Write out the records word for word, with no pictures.

Begin Material

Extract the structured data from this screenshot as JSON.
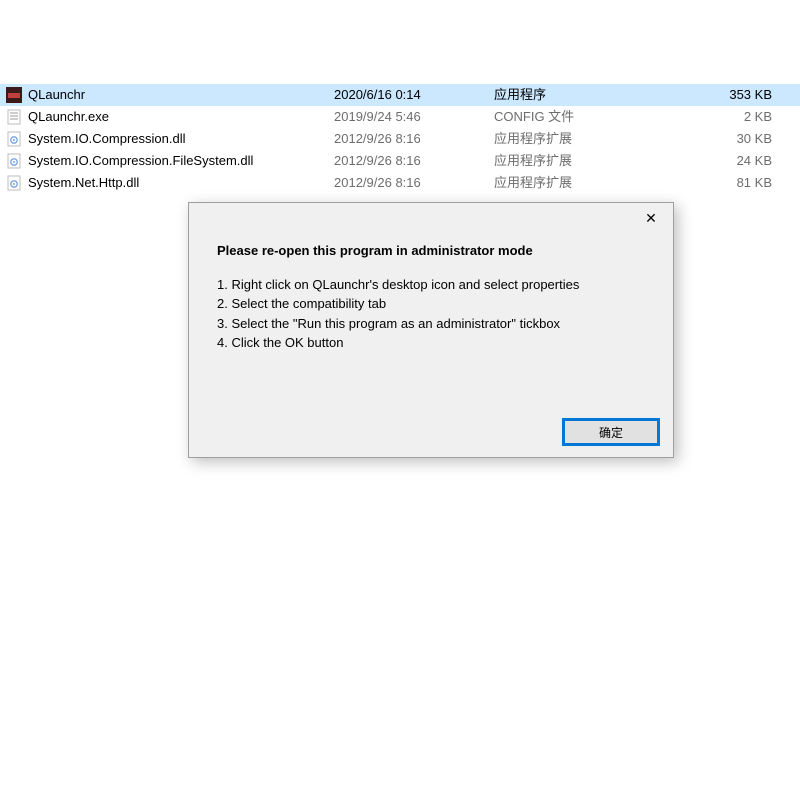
{
  "files": [
    {
      "name": "QLaunchr",
      "date": "2020/6/16 0:14",
      "type": "应用程序",
      "size": "353 KB",
      "icon": "exe",
      "selected": true
    },
    {
      "name": "QLaunchr.exe",
      "date": "2019/9/24 5:46",
      "type": "CONFIG 文件",
      "size": "2 KB",
      "icon": "config",
      "selected": false
    },
    {
      "name": "System.IO.Compression.dll",
      "date": "2012/9/26 8:16",
      "type": "应用程序扩展",
      "size": "30 KB",
      "icon": "dll",
      "selected": false
    },
    {
      "name": "System.IO.Compression.FileSystem.dll",
      "date": "2012/9/26 8:16",
      "type": "应用程序扩展",
      "size": "24 KB",
      "icon": "dll",
      "selected": false
    },
    {
      "name": "System.Net.Http.dll",
      "date": "2012/9/26 8:16",
      "type": "应用程序扩展",
      "size": "81 KB",
      "icon": "dll",
      "selected": false
    }
  ],
  "dialog": {
    "headline": "Please re-open this program in administrator mode",
    "lines": [
      "1. Right click on QLaunchr's desktop icon and select properties",
      "2. Select the compatibility tab",
      "3. Select the \"Run this program as an administrator\" tickbox",
      "4. Click the OK button"
    ],
    "ok": "确定",
    "close": "✕"
  }
}
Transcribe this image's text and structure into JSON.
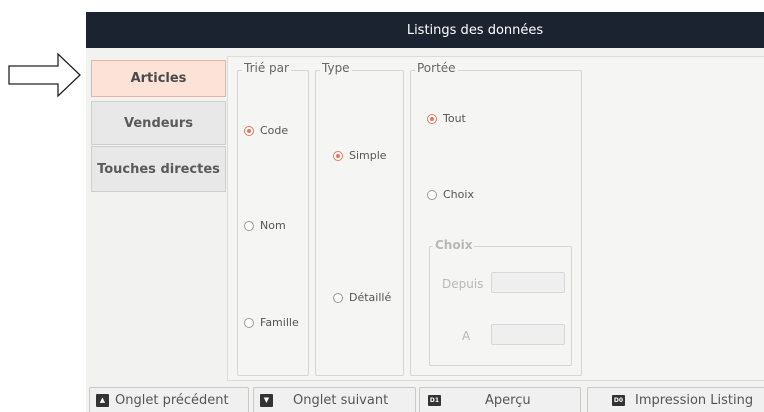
{
  "window": {
    "title": "Listings des données"
  },
  "tabs": [
    {
      "label": "Articles",
      "active": true
    },
    {
      "label": "Vendeurs",
      "active": false
    },
    {
      "label": "Touches directes",
      "active": false
    }
  ],
  "sort_group": {
    "legend": "Trié par",
    "options": [
      {
        "label": "Code",
        "selected": true
      },
      {
        "label": "Nom",
        "selected": false
      },
      {
        "label": "Famille",
        "selected": false
      }
    ]
  },
  "type_group": {
    "legend": "Type",
    "options": [
      {
        "label": "Simple",
        "selected": true
      },
      {
        "label": "Détaillé",
        "selected": false
      }
    ]
  },
  "scope_group": {
    "legend": "Portée",
    "options": [
      {
        "label": "Tout",
        "selected": true
      },
      {
        "label": "Choix",
        "selected": false
      }
    ],
    "choice_box": {
      "legend": "Choix",
      "from_label": "Depuis",
      "from_value": "",
      "to_label": "A",
      "to_value": ""
    }
  },
  "buttons": {
    "prev_tab": {
      "label": "Onglet précédent",
      "icon": "printer-arrow-icon"
    },
    "next_tab": {
      "label": "Onglet suivant",
      "icon": "printer-arrow-icon"
    },
    "preview": {
      "label": "Aperçu",
      "icon_text": "D1"
    },
    "print": {
      "label": "Impression Listing",
      "icon_text": "D0"
    }
  },
  "colors": {
    "titlebar": "#1c2330",
    "active_tab": "#fde2d8",
    "radio_accent": "#e8765a"
  }
}
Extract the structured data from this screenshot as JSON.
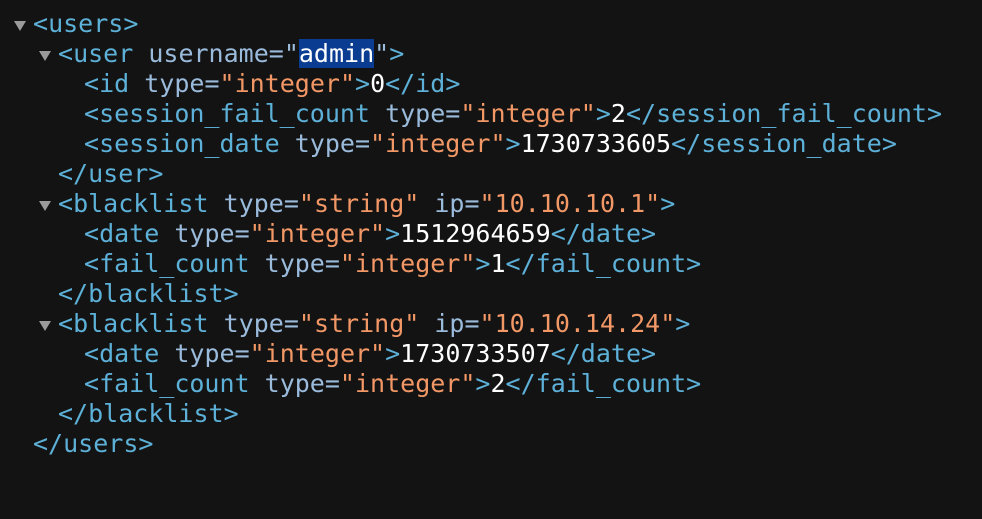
{
  "xml": {
    "root_tag": "users",
    "user": {
      "tag": "user",
      "attr_name": "username",
      "attr_value": "admin",
      "fields": [
        {
          "tag": "id",
          "type_attr": "type",
          "type_value": "integer",
          "value": "0"
        },
        {
          "tag": "session_fail_count",
          "type_attr": "type",
          "type_value": "integer",
          "value": "2"
        },
        {
          "tag": "session_date",
          "type_attr": "type",
          "type_value": "integer",
          "value": "1730733605"
        }
      ]
    },
    "blacklists": [
      {
        "tag": "blacklist",
        "type_attr": "type",
        "type_value": "string",
        "ip_attr": "ip",
        "ip_value": "10.10.10.1",
        "fields": [
          {
            "tag": "date",
            "type_attr": "type",
            "type_value": "integer",
            "value": "1512964659"
          },
          {
            "tag": "fail_count",
            "type_attr": "type",
            "type_value": "integer",
            "value": "1"
          }
        ]
      },
      {
        "tag": "blacklist",
        "type_attr": "type",
        "type_value": "string",
        "ip_attr": "ip",
        "ip_value": "10.10.14.24",
        "fields": [
          {
            "tag": "date",
            "type_attr": "type",
            "type_value": "integer",
            "value": "1730733507"
          },
          {
            "tag": "fail_count",
            "type_attr": "type",
            "type_value": "integer",
            "value": "2"
          }
        ]
      }
    ]
  },
  "colors": {
    "background": "#131313",
    "tag": "#5db0d7",
    "attribute_name": "#9bbbdc",
    "attribute_value": "#f29766",
    "text_content": "#ffffff",
    "selection": "#0a3d91",
    "toggle_arrow": "#9a9a9a"
  },
  "icons": {
    "toggle": "triangle-down-icon"
  }
}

End Material

[Answer to the problem]
Extract the structured data from this screenshot as JSON.
{
  "files": [
    {
      "name": "QLaunchr",
      "date": "2020/6/16 0:14",
      "type": "应用程序",
      "size": "353 KB",
      "icon": "exe",
      "selected": true
    },
    {
      "name": "QLaunchr.exe",
      "date": "2019/9/24 5:46",
      "type": "CONFIG 文件",
      "size": "2 KB",
      "icon": "config",
      "selected": false
    },
    {
      "name": "System.IO.Compression.dll",
      "date": "2012/9/26 8:16",
      "type": "应用程序扩展",
      "size": "30 KB",
      "icon": "dll",
      "selected": false
    },
    {
      "name": "System.IO.Compression.FileSystem.dll",
      "date": "2012/9/26 8:16",
      "type": "应用程序扩展",
      "size": "24 KB",
      "icon": "dll",
      "selected": false
    },
    {
      "name": "System.Net.Http.dll",
      "date": "2012/9/26 8:16",
      "type": "应用程序扩展",
      "size": "81 KB",
      "icon": "dll",
      "selected": false
    }
  ],
  "dialog": {
    "headline": "Please re-open this program in administrator mode",
    "lines": [
      "1. Right click on QLaunchr's desktop icon and select properties",
      "2. Select the compatibility tab",
      "3. Select the \"Run this program as an administrator\" tickbox",
      "4. Click the OK button"
    ],
    "ok": "确定",
    "close": "✕"
  }
}
Transcribe this image's text and structure into JSON.
{
  "window": {
    "title": "Listings des données"
  },
  "tabs": [
    {
      "label": "Articles",
      "active": true
    },
    {
      "label": "Vendeurs",
      "active": false
    },
    {
      "label": "Touches directes",
      "active": false
    }
  ],
  "sort_group": {
    "legend": "Trié par",
    "options": [
      {
        "label": "Code",
        "selected": true
      },
      {
        "label": "Nom",
        "selected": false
      },
      {
        "label": "Famille",
        "selected": false
      }
    ]
  },
  "type_group": {
    "legend": "Type",
    "options": [
      {
        "label": "Simple",
        "selected": true
      },
      {
        "label": "Détaillé",
        "selected": false
      }
    ]
  },
  "scope_group": {
    "legend": "Portée",
    "options": [
      {
        "label": "Tout",
        "selected": true
      },
      {
        "label": "Choix",
        "selected": false
      }
    ],
    "choice_box": {
      "legend": "Choix",
      "from_label": "Depuis",
      "from_value": "",
      "to_label": "A",
      "to_value": ""
    }
  },
  "buttons": {
    "prev_tab": {
      "label": "Onglet précédent",
      "icon": "printer-arrow-icon"
    },
    "next_tab": {
      "label": "Onglet suivant",
      "icon": "printer-arrow-icon"
    },
    "preview": {
      "label": "Aperçu",
      "icon_text": "D1"
    },
    "print": {
      "label": "Impression Listing",
      "icon_text": "D0"
    }
  },
  "colors": {
    "titlebar": "#1c2330",
    "active_tab": "#fde2d8",
    "radio_accent": "#e8765a"
  }
}
Extract the structured data from this screenshot as JSON.
{
  "xml": {
    "root_tag": "users",
    "user": {
      "tag": "user",
      "attr_name": "username",
      "attr_value": "admin",
      "fields": [
        {
          "tag": "id",
          "type_attr": "type",
          "type_value": "integer",
          "value": "0"
        },
        {
          "tag": "session_fail_count",
          "type_attr": "type",
          "type_value": "integer",
          "value": "2"
        },
        {
          "tag": "session_date",
          "type_attr": "type",
          "type_value": "integer",
          "value": "1730733605"
        }
      ]
    },
    "blacklists": [
      {
        "tag": "blacklist",
        "type_attr": "type",
        "type_value": "string",
        "ip_attr": "ip",
        "ip_value": "10.10.10.1",
        "fields": [
          {
            "tag": "date",
            "type_attr": "type",
            "type_value": "integer",
            "value": "1512964659"
          },
          {
            "tag": "fail_count",
            "type_attr": "type",
            "type_value": "integer",
            "value": "1"
          }
        ]
      },
      {
        "tag": "blacklist",
        "type_attr": "type",
        "type_value": "string",
        "ip_attr": "ip",
        "ip_value": "10.10.14.24",
        "fields": [
          {
            "tag": "date",
            "type_attr": "type",
            "type_value": "integer",
            "value": "1730733507"
          },
          {
            "tag": "fail_count",
            "type_attr": "type",
            "type_value": "integer",
            "value": "2"
          }
        ]
      }
    ]
  },
  "colors": {
    "background": "#131313",
    "tag": "#5db0d7",
    "attribute_name": "#9bbbdc",
    "attribute_value": "#f29766",
    "text_content": "#ffffff",
    "selection": "#0a3d91",
    "toggle_arrow": "#9a9a9a"
  },
  "icons": {
    "toggle": "triangle-down-icon"
  }
}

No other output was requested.